Stored data:
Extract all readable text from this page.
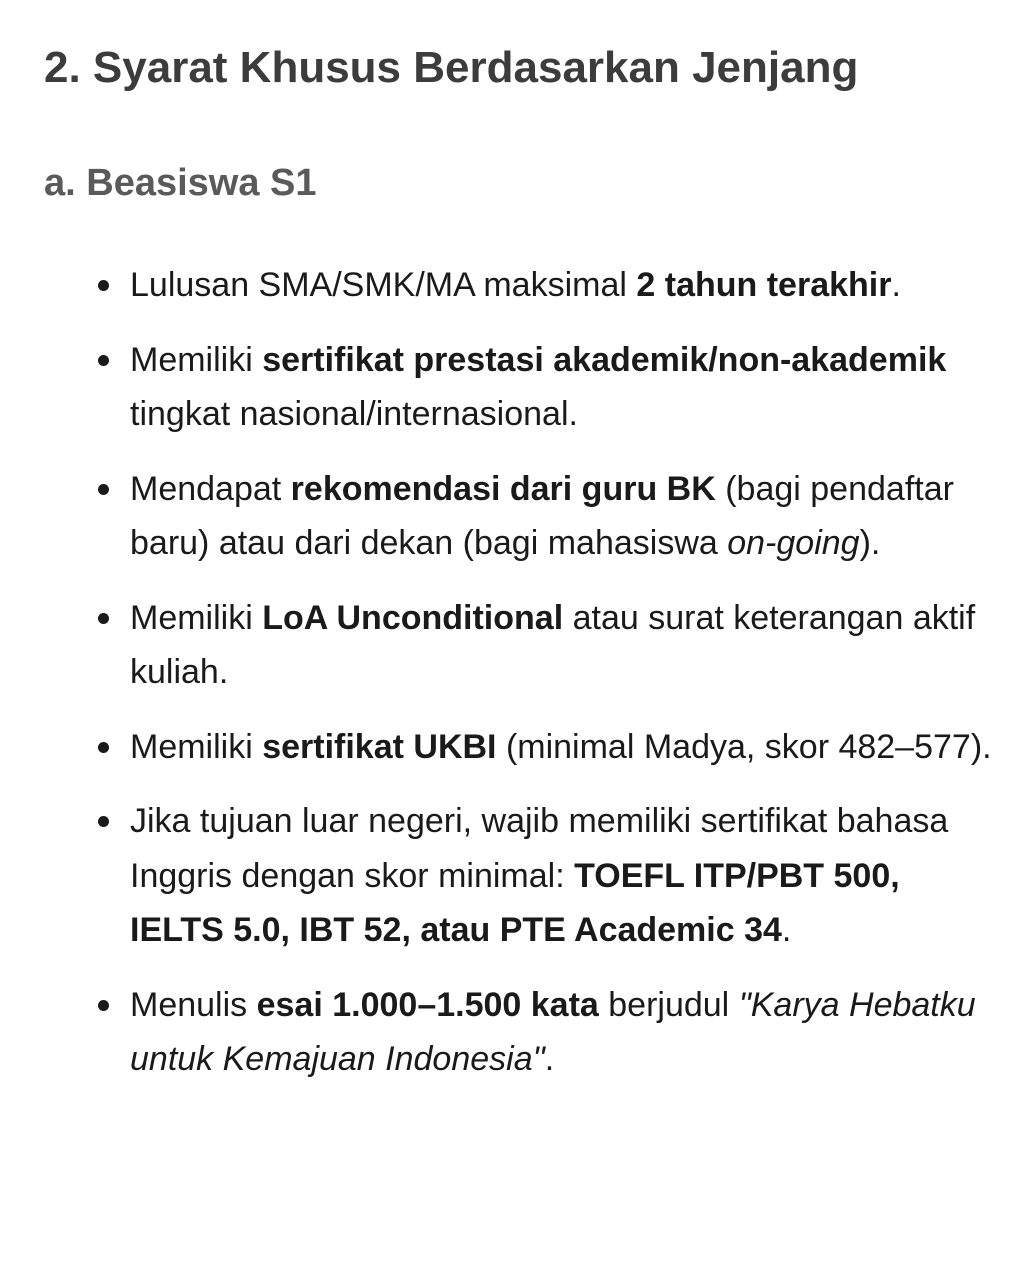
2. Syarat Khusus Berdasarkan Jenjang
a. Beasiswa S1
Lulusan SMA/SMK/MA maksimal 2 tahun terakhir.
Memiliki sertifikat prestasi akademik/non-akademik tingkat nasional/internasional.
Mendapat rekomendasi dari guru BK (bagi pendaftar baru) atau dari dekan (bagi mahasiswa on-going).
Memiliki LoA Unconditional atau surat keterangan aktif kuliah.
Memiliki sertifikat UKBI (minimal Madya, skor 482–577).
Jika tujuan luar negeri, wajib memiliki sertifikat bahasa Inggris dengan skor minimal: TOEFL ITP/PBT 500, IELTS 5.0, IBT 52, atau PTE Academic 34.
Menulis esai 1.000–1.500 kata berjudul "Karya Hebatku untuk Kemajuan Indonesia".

...

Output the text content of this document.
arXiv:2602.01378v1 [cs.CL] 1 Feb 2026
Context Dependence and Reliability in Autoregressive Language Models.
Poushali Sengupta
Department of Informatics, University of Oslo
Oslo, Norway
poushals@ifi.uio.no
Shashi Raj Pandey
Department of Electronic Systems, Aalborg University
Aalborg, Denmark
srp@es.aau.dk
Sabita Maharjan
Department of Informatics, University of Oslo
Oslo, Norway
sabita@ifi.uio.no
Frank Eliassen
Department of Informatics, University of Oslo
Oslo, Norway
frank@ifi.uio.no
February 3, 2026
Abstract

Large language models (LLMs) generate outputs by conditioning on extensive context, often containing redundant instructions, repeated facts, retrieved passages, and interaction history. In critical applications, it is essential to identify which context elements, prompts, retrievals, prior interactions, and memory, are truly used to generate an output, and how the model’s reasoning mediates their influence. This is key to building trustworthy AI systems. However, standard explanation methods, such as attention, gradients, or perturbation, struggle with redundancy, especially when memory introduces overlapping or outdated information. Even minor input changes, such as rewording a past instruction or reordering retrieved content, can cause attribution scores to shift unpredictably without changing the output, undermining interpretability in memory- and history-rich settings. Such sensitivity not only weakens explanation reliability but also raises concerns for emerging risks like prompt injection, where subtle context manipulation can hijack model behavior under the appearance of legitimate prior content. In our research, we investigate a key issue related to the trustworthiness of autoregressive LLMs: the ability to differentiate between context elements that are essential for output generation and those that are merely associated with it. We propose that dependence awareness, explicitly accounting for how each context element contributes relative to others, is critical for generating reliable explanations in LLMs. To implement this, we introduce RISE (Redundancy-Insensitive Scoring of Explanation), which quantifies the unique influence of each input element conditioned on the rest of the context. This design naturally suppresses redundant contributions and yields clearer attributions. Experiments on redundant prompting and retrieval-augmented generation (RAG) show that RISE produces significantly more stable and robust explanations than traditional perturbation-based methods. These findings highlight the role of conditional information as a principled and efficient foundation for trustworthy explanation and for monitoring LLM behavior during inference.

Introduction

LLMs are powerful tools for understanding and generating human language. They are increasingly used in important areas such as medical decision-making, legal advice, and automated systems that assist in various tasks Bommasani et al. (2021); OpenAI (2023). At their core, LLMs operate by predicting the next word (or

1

--

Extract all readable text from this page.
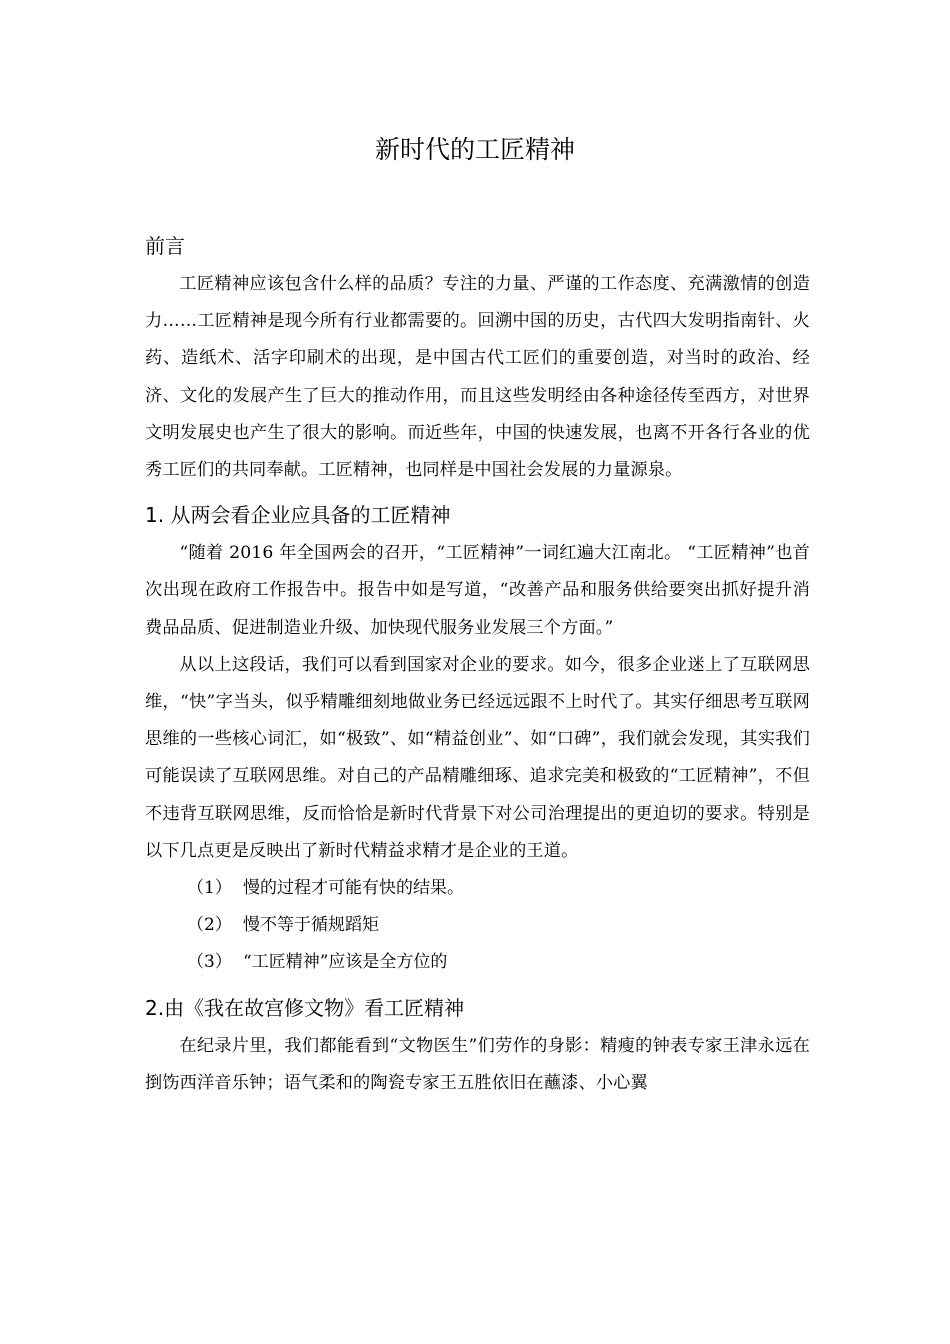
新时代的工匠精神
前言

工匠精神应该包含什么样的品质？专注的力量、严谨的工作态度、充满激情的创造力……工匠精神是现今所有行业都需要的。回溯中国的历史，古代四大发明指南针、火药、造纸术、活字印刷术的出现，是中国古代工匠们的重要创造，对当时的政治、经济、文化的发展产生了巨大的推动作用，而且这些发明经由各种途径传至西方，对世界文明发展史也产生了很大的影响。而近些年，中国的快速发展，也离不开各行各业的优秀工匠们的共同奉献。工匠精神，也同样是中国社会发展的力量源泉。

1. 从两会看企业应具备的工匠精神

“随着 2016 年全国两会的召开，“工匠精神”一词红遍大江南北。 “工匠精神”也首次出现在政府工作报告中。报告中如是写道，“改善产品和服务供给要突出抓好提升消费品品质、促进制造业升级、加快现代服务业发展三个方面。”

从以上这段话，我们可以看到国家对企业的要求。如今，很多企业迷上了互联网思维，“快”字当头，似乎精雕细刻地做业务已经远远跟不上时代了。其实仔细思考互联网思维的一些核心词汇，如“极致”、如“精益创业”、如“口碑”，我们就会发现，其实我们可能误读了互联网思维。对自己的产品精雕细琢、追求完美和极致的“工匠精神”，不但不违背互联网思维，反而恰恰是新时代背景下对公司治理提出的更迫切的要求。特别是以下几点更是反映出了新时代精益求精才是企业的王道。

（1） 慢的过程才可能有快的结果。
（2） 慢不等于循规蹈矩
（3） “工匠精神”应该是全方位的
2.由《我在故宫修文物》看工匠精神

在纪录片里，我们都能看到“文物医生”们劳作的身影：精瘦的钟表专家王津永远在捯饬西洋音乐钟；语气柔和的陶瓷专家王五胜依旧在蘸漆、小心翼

■ **DIRECTION**
Search the entries for the word "skor" and pick out every line that holds it.

■ **WRITTEN RESPONSE**
Memiliki sertifikat UKBI (minimal Madya, skor 482–577).
Jika tujuan luar negeri, wajib memiliki sertifikat bahasa Inggris dengan skor minimal: TOEFL ITP/PBT 500, IELTS 5.0, IBT 52, atau PTE Academic 34.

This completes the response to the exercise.